= WHAT IS ASKED =
Render each line of the records below as a numbered list, skipping blank lines and leaving the pictures out.

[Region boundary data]
--

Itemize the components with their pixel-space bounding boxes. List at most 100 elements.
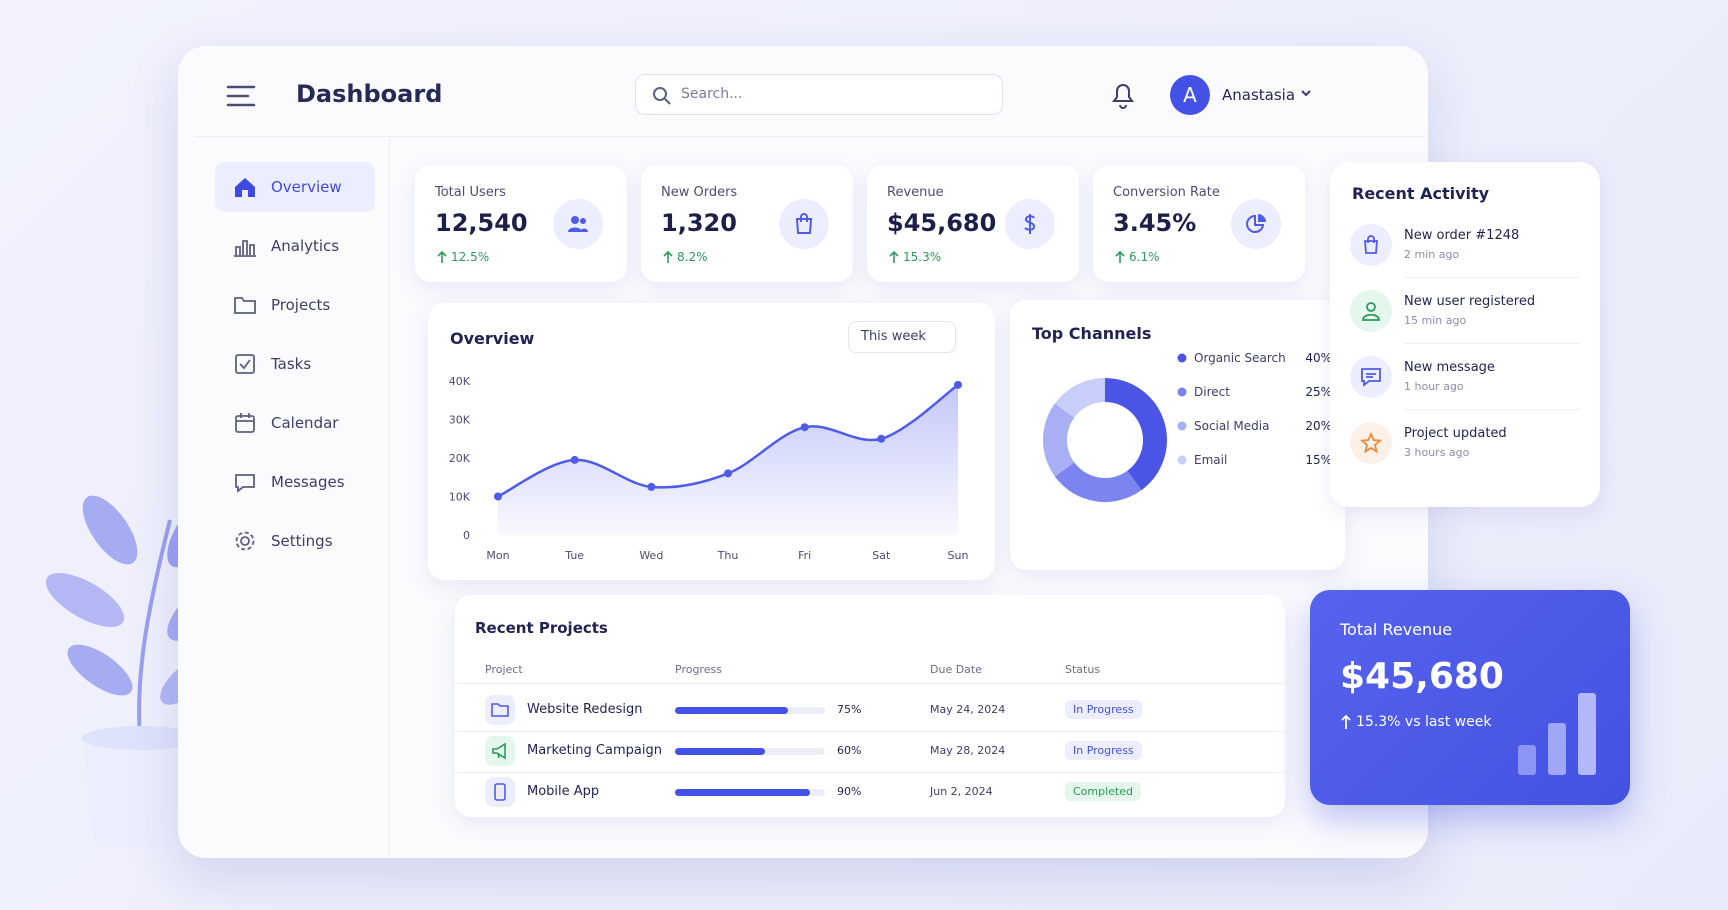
activity-title: New user registered bbox=[1404, 294, 1536, 309]
nav-item[interactable]: Overview bbox=[215, 162, 375, 212]
y-tick-label: 0 bbox=[463, 529, 470, 542]
legend-label: Social Media bbox=[1194, 419, 1269, 433]
up-arrow bbox=[1115, 251, 1125, 263]
range-dropdown[interactable]: This week bbox=[848, 321, 956, 353]
donut-segment bbox=[1054, 462, 1142, 502]
divider bbox=[1404, 343, 1580, 344]
stat-change: 6.1% bbox=[1129, 250, 1160, 264]
bars-decoration bbox=[1518, 693, 1596, 775]
progress-label: 75% bbox=[837, 703, 862, 716]
stat-value: $45,680 bbox=[887, 209, 997, 237]
nav-icon bbox=[235, 178, 255, 197]
divider bbox=[455, 731, 1285, 732]
icon bbox=[1362, 302, 1380, 321]
nav-item[interactable]: Messages bbox=[215, 457, 375, 507]
stat-change: 8.2% bbox=[677, 250, 708, 264]
stat-change: 15.3% bbox=[903, 250, 942, 264]
area-fill bbox=[498, 384, 958, 535]
progress-label: 90% bbox=[837, 785, 862, 798]
search-box[interactable]: Search... bbox=[635, 74, 1003, 115]
due-date: May 24, 2024 bbox=[930, 703, 1006, 716]
arrow-path bbox=[437, 251, 447, 263]
divider bbox=[1404, 409, 1580, 410]
card-title: Recent Projects bbox=[475, 619, 608, 637]
y-tick-label: 40K bbox=[449, 375, 471, 388]
x-tick-label: Tue bbox=[564, 549, 584, 562]
project-icon bbox=[485, 777, 515, 807]
stat-card: Conversion Rate 3.45% 6.1% bbox=[1093, 165, 1305, 282]
card-title: Total Revenue bbox=[1340, 620, 1453, 639]
progress-bar bbox=[675, 707, 788, 714]
y-tick-label: 10K bbox=[449, 491, 471, 504]
project-row: Mobile App 90% Jun 2, 2024 Completed bbox=[455, 773, 1285, 813]
bell-icon[interactable] bbox=[1110, 80, 1136, 110]
menu-icon[interactable] bbox=[226, 84, 256, 108]
stat-change: 12.5% bbox=[451, 250, 490, 264]
status-badge: Completed bbox=[1065, 782, 1141, 801]
icon bbox=[494, 783, 506, 801]
x-tick-label: Mon bbox=[486, 549, 509, 562]
icon bbox=[1024, 214, 1036, 234]
nav-label: Projects bbox=[271, 296, 331, 314]
divider bbox=[455, 683, 1285, 684]
point bbox=[954, 380, 962, 389]
nav-label: Tasks bbox=[271, 355, 312, 373]
avatar[interactable]: A bbox=[1170, 75, 1210, 115]
legend-value: 40% bbox=[1305, 351, 1332, 365]
project-icon bbox=[485, 736, 515, 766]
progress-bar bbox=[675, 748, 765, 755]
activity-time: 15 min ago bbox=[1404, 314, 1467, 327]
x-tick-label: Wed bbox=[639, 549, 663, 562]
stat-card: Total Users 12,540 12.5% bbox=[415, 165, 627, 282]
activity-icon bbox=[1350, 422, 1392, 464]
legend-label: Direct bbox=[1194, 385, 1230, 399]
project-icon bbox=[485, 695, 515, 725]
donut-segment bbox=[1054, 378, 1105, 418]
x-tick-label: Sun bbox=[948, 549, 969, 562]
up-arrow bbox=[437, 251, 447, 263]
point bbox=[494, 492, 502, 501]
line-chart: 0 10K 20K 30K 40K Mon Tue Wed Thu Fri Sat Sun bbox=[449, 375, 969, 562]
channels-card: Top Channels Organic Search 40% Direct 25% S… bbox=[1010, 300, 1345, 570]
nav-item[interactable]: Settings bbox=[215, 516, 375, 566]
legend-dot bbox=[1177, 455, 1187, 465]
project-row: Website Redesign 75% May 24, 2024 In Progre… bbox=[455, 691, 1285, 732]
point bbox=[570, 455, 579, 464]
stat-icon bbox=[553, 199, 603, 249]
nav-label: Messages bbox=[271, 473, 345, 491]
stat-icon bbox=[1231, 199, 1281, 249]
activity-title: Project updated bbox=[1404, 426, 1507, 441]
stat-value: 3.45% bbox=[1113, 209, 1197, 237]
donut-segment bbox=[1043, 403, 1075, 477]
icon bbox=[568, 216, 588, 232]
column-header: Status bbox=[1065, 663, 1101, 676]
donut-chart: Organic Search 40% Direct 25% Social Media 20… bbox=[1043, 351, 1332, 502]
up-arrow bbox=[889, 251, 899, 263]
legend-label: Email bbox=[1194, 453, 1227, 467]
point bbox=[877, 434, 886, 443]
nav-icon bbox=[234, 240, 256, 257]
project-row: Marketing Campaign 60% May 28, 2024 In Prog… bbox=[455, 732, 1285, 773]
column-header: Due Date bbox=[930, 663, 982, 676]
legend-dot bbox=[1177, 353, 1187, 363]
projects-card: Recent Projects Project Progress Due Date S… bbox=[455, 595, 1285, 817]
stat-label: Conversion Rate bbox=[1113, 185, 1220, 200]
user-name[interactable]: Anastasia bbox=[1222, 86, 1296, 104]
search-placeholder: Search... bbox=[681, 86, 743, 102]
progress-label: 60% bbox=[837, 744, 862, 757]
stat-icon bbox=[779, 199, 829, 249]
nav-item[interactable]: Analytics bbox=[215, 221, 375, 271]
legend-label: Organic Search bbox=[1194, 351, 1286, 365]
icon bbox=[795, 213, 813, 234]
nav-item[interactable]: Calendar bbox=[215, 398, 375, 448]
nav-item[interactable]: Tasks bbox=[215, 339, 375, 389]
revenue-value: $45,680 bbox=[1340, 656, 1504, 697]
search-icon bbox=[653, 87, 671, 105]
column-header: Project bbox=[485, 663, 523, 676]
project-name: Mobile App bbox=[527, 784, 600, 799]
legend-dot bbox=[1177, 421, 1187, 431]
card-title: Top Channels bbox=[1032, 324, 1152, 343]
up-arrow bbox=[663, 251, 673, 263]
nav-item[interactable]: Projects bbox=[215, 280, 375, 330]
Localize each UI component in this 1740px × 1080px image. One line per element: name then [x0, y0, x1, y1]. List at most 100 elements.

--

= RESULT OF THE EXERCISE =
1. Itemize the components with their pixel-space bounding boxes. List at most 100 elements.
2. activity-title: New user registered bbox=[1404, 294, 1536, 309]
3. nav-item[interactable]: Overview bbox=[215, 162, 375, 212]
4. y-tick-label: 0 bbox=[463, 529, 470, 542]
5. legend-label: Social Media bbox=[1194, 419, 1269, 433]
6. up-arrow bbox=[1115, 251, 1125, 263]
7. range-dropdown[interactable]: This week bbox=[848, 321, 956, 353]
8. donut-segment bbox=[1054, 462, 1142, 502]
9. divider bbox=[1404, 343, 1580, 344]
10. stat-change: 6.1% bbox=[1129, 250, 1160, 264]
11. bars-decoration bbox=[1518, 693, 1596, 775]
12. progress-label: 75% bbox=[837, 703, 862, 716]
13. stat-value: $45,680 bbox=[887, 209, 997, 237]
14. nav-icon bbox=[235, 178, 255, 197]
15. divider bbox=[455, 731, 1285, 732]
16. icon bbox=[1362, 302, 1380, 321]
17. nav-item[interactable]: Messages bbox=[215, 457, 375, 507]
18. stat-change: 8.2% bbox=[677, 250, 708, 264]
19. stat-change: 15.3% bbox=[903, 250, 942, 264]
20. area-fill bbox=[498, 384, 958, 535]
21. progress-label: 90% bbox=[837, 785, 862, 798]
22. search-box[interactable]: Search... bbox=[635, 74, 1003, 115]
23. due-date: May 24, 2024 bbox=[930, 703, 1006, 716]
24. arrow-path bbox=[437, 251, 447, 263]
25. divider bbox=[1404, 409, 1580, 410]
26. card-title: Recent Projects bbox=[475, 619, 608, 637]
27. y-tick-label: 40K bbox=[449, 375, 471, 388]
28. x-tick-label: Tue bbox=[564, 549, 584, 562]
29. project-icon bbox=[485, 777, 515, 807]
30. stat-card: Conversion Rate 3.45% 6.1% bbox=[1093, 165, 1305, 282]
31. card-title: Total Revenue bbox=[1340, 620, 1453, 639]
32. progress-bar bbox=[675, 707, 788, 714]
33. y-tick-label: 10K bbox=[449, 491, 471, 504]
34. project-row: Mobile App 90% Jun 2, 2024 Completed bbox=[455, 773, 1285, 813]
35. bell-icon[interactable] bbox=[1110, 80, 1136, 110]
36. menu-icon[interactable] bbox=[226, 84, 256, 108]
37. stat-change: 12.5% bbox=[451, 250, 490, 264]
38. status-badge: Completed bbox=[1065, 782, 1141, 801]
39. icon bbox=[494, 783, 506, 801]
40. x-tick-label: Mon bbox=[486, 549, 509, 562]
41. icon bbox=[1024, 214, 1036, 234]
42. nav-label: Projects bbox=[271, 296, 331, 314]
43. divider bbox=[455, 683, 1285, 684]
44. point bbox=[954, 380, 962, 389]
45. nav-label: Tasks bbox=[271, 355, 312, 373]
46. avatar[interactable]: A bbox=[1170, 75, 1210, 115]
47. legend-value: 40% bbox=[1305, 351, 1332, 365]
48. project-icon bbox=[485, 736, 515, 766]
49. progress-bar bbox=[675, 748, 765, 755]
50. activity-time: 15 min ago bbox=[1404, 314, 1467, 327]
51. x-tick-label: Wed bbox=[639, 549, 663, 562]
52. stat-card: Total Users 12,540 12.5% bbox=[415, 165, 627, 282]
53. activity-icon bbox=[1350, 422, 1392, 464]
54. legend-label: Direct bbox=[1194, 385, 1230, 399]
55. project-icon bbox=[485, 695, 515, 725]
56. donut-segment bbox=[1054, 378, 1105, 418]
57. x-tick-label: Sun bbox=[948, 549, 969, 562]
58. up-arrow bbox=[437, 251, 447, 263]
59. point bbox=[494, 492, 502, 501]
60. line-chart: 0 10K 20K 30K 40K Mon Tue Wed Thu Fri Sat Sun bbox=[449, 375, 969, 562]
61. channels-card: Top Channels Organic Search 40% Direct 25% S… bbox=[1010, 300, 1345, 570]
62. nav-item[interactable]: Settings bbox=[215, 516, 375, 566]
63. legend-dot bbox=[1177, 455, 1187, 465]
64. project-row: Website Redesign 75% May 24, 2024 In Progre… bbox=[455, 691, 1285, 732]
65. point bbox=[570, 455, 579, 464]
66. stat-icon bbox=[553, 199, 603, 249]
67. nav-label: Messages bbox=[271, 473, 345, 491]
68. stat-icon bbox=[1231, 199, 1281, 249]
69. activity-title: Project updated bbox=[1404, 426, 1507, 441]
70. stat-value: 3.45% bbox=[1113, 209, 1197, 237]
71. donut-segment bbox=[1043, 403, 1075, 477]
72. icon bbox=[568, 216, 588, 232]
73. column-header: Status bbox=[1065, 663, 1101, 676]
74. donut-chart: Organic Search 40% Direct 25% Social Media 20… bbox=[1043, 351, 1332, 502]
75. up-arrow bbox=[889, 251, 899, 263]
76. legend-label: Email bbox=[1194, 453, 1227, 467]
77. point bbox=[877, 434, 886, 443]
78. nav-icon bbox=[234, 240, 256, 257]
79. project-row: Marketing Campaign 60% May 28, 2024 In Prog… bbox=[455, 732, 1285, 773]
80. column-header: Due Date bbox=[930, 663, 982, 676]
81. legend-dot bbox=[1177, 353, 1187, 363]
82. projects-card: Recent Projects Project Progress Due Date S… bbox=[455, 595, 1285, 817]
83. stat-label: Conversion Rate bbox=[1113, 185, 1220, 200]
84. user-name[interactable]: Anastasia bbox=[1222, 86, 1296, 104]
85. search-placeholder: Search... bbox=[681, 86, 743, 102]
86. progress-label: 60% bbox=[837, 744, 862, 757]
87. stat-icon bbox=[779, 199, 829, 249]
88. nav-item[interactable]: Analytics bbox=[215, 221, 375, 271]
89. legend-label: Organic Search bbox=[1194, 351, 1286, 365]
90. icon bbox=[795, 213, 813, 234]
91. nav-item[interactable]: Calendar bbox=[215, 398, 375, 448]
92. nav-item[interactable]: Tasks bbox=[215, 339, 375, 389]
93. revenue-value: $45,680 bbox=[1340, 656, 1504, 697]
94. search-icon bbox=[653, 87, 671, 105]
95. column-header: Project bbox=[485, 663, 523, 676]
96. project-name: Mobile App bbox=[527, 784, 600, 799]
97. legend-dot bbox=[1177, 421, 1187, 431]
98. card-title: Top Channels bbox=[1032, 324, 1152, 343]
99. up-arrow bbox=[663, 251, 673, 263]
100. nav-item[interactable]: Projects bbox=[215, 280, 375, 330]
101. Localize each UI component in this 1740px × 1080px image. One line per element: name then [x0, y0, x1, y1]. List at most 100 elements.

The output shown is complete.